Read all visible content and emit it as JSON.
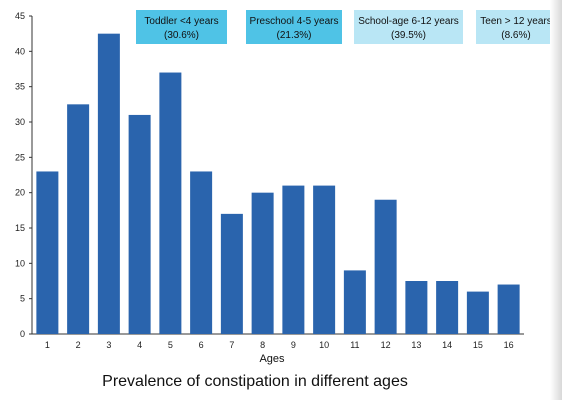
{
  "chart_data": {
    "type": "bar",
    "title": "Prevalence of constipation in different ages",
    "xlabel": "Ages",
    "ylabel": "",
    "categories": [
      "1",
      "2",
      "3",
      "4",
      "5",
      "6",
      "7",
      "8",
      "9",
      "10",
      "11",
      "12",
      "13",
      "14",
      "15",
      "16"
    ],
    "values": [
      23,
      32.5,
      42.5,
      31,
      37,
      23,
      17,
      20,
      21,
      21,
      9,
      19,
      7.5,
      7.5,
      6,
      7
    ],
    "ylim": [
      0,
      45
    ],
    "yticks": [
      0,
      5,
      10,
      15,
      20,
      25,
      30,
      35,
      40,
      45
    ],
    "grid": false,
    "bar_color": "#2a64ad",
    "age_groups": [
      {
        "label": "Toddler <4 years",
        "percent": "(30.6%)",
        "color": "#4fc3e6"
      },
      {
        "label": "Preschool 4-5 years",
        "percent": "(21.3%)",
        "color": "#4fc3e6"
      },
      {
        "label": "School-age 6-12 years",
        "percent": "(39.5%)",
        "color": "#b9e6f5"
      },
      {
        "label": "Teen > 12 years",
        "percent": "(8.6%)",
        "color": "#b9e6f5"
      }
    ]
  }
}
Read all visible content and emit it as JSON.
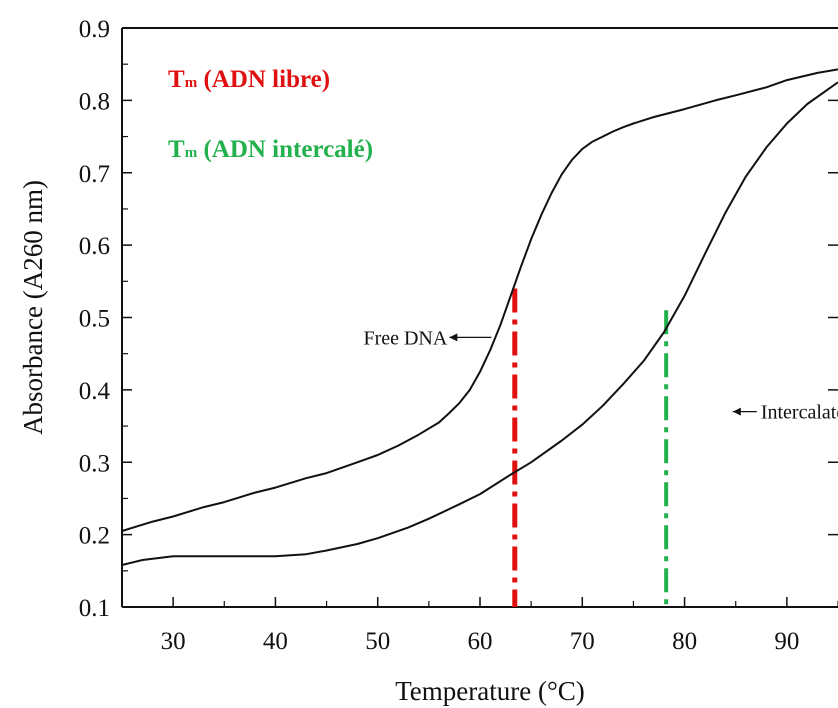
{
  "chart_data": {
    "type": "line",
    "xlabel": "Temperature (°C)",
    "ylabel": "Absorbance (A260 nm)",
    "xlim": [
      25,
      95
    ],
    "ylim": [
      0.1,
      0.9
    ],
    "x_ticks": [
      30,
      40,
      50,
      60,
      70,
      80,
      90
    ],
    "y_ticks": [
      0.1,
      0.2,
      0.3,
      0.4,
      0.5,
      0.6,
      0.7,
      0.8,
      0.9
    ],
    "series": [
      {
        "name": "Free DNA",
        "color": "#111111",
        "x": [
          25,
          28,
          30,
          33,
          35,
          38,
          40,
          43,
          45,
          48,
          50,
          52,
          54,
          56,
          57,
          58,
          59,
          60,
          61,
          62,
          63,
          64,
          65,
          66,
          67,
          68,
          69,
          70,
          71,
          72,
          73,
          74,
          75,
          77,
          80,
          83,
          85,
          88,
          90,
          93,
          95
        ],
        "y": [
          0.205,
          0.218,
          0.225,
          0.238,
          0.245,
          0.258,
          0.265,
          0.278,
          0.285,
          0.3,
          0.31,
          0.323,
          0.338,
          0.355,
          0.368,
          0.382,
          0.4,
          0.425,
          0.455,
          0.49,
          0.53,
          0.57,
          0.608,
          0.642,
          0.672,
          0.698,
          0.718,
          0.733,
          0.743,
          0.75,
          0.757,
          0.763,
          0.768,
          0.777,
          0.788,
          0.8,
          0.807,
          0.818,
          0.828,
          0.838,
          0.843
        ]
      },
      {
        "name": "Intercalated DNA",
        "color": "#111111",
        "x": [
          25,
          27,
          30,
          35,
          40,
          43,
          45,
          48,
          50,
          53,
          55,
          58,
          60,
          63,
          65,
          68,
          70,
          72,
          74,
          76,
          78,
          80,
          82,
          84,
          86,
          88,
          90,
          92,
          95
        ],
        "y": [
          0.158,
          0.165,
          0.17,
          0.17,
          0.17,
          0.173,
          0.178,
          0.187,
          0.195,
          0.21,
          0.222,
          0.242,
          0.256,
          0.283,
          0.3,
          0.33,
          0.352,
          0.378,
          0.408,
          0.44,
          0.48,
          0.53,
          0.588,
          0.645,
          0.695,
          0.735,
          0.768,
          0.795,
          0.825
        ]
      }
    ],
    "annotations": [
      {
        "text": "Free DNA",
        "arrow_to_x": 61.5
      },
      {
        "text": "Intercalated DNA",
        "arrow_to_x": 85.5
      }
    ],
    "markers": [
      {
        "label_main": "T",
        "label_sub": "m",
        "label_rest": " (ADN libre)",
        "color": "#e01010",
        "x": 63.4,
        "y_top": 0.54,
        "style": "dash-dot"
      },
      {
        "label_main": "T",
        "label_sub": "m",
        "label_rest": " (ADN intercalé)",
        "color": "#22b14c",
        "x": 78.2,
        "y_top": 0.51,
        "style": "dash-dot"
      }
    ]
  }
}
+ + + + +
■ **YOUR TASK**: Extract, from the material above, each line holding the word "name".

■ **SOLUTION FOR THIS EXERCISE**:
        "name": "Free DNA",
        "name": "Intercalated DNA",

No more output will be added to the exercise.